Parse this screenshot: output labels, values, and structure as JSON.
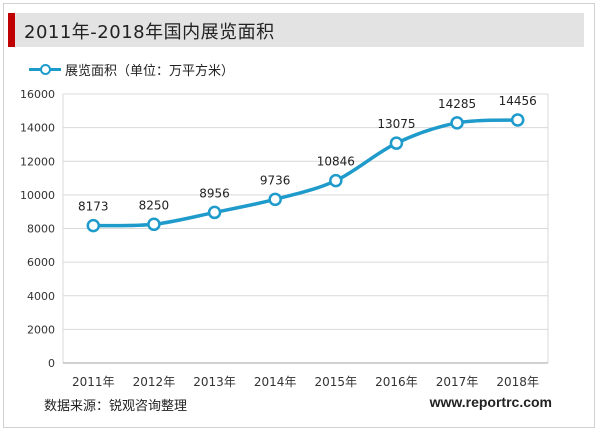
{
  "header": {
    "title": "2011年-2018年国内展览面积"
  },
  "legend": {
    "label": "展览面积（单位：万平方米）"
  },
  "footer": {
    "source": "数据来源：锐观咨询整理",
    "website": "www.reportrc.com"
  },
  "colors": {
    "line": "#1f9bcb",
    "accent": "#c00000",
    "title_bg": "#e3e3e3",
    "grid": "#d9d9d9"
  },
  "chart_data": {
    "type": "line",
    "categories": [
      "2011年",
      "2012年",
      "2013年",
      "2014年",
      "2015年",
      "2016年",
      "2017年",
      "2018年"
    ],
    "series": [
      {
        "name": "展览面积（单位：万平方米）",
        "values": [
          8173,
          8250,
          8956,
          9736,
          10846,
          13075,
          14285,
          14456
        ]
      }
    ],
    "ylim": [
      0,
      16000
    ],
    "yticks": [
      0,
      2000,
      4000,
      6000,
      8000,
      10000,
      12000,
      14000,
      16000
    ],
    "grid": true,
    "data_labels": true,
    "legend_position": "top-left"
  }
}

※ ※ ※

_TASK TO CARRY OUT_
Please write out all the data again word for word, but not the pictures.

_REPLY TO THE EXERCISE_
Parse this screenshot: output labels, values, and structure as JSON.
{
  "header": {
    "title": "2011年-2018年国内展览面积"
  },
  "legend": {
    "label": "展览面积（单位：万平方米）"
  },
  "footer": {
    "source": "数据来源：锐观咨询整理",
    "website": "www.reportrc.com"
  },
  "colors": {
    "line": "#1f9bcb",
    "accent": "#c00000",
    "title_bg": "#e3e3e3",
    "grid": "#d9d9d9"
  },
  "chart_data": {
    "type": "line",
    "categories": [
      "2011年",
      "2012年",
      "2013年",
      "2014年",
      "2015年",
      "2016年",
      "2017年",
      "2018年"
    ],
    "series": [
      {
        "name": "展览面积（单位：万平方米）",
        "values": [
          8173,
          8250,
          8956,
          9736,
          10846,
          13075,
          14285,
          14456
        ]
      }
    ],
    "ylim": [
      0,
      16000
    ],
    "yticks": [
      0,
      2000,
      4000,
      6000,
      8000,
      10000,
      12000,
      14000,
      16000
    ],
    "grid": true,
    "data_labels": true,
    "legend_position": "top-left"
  }
}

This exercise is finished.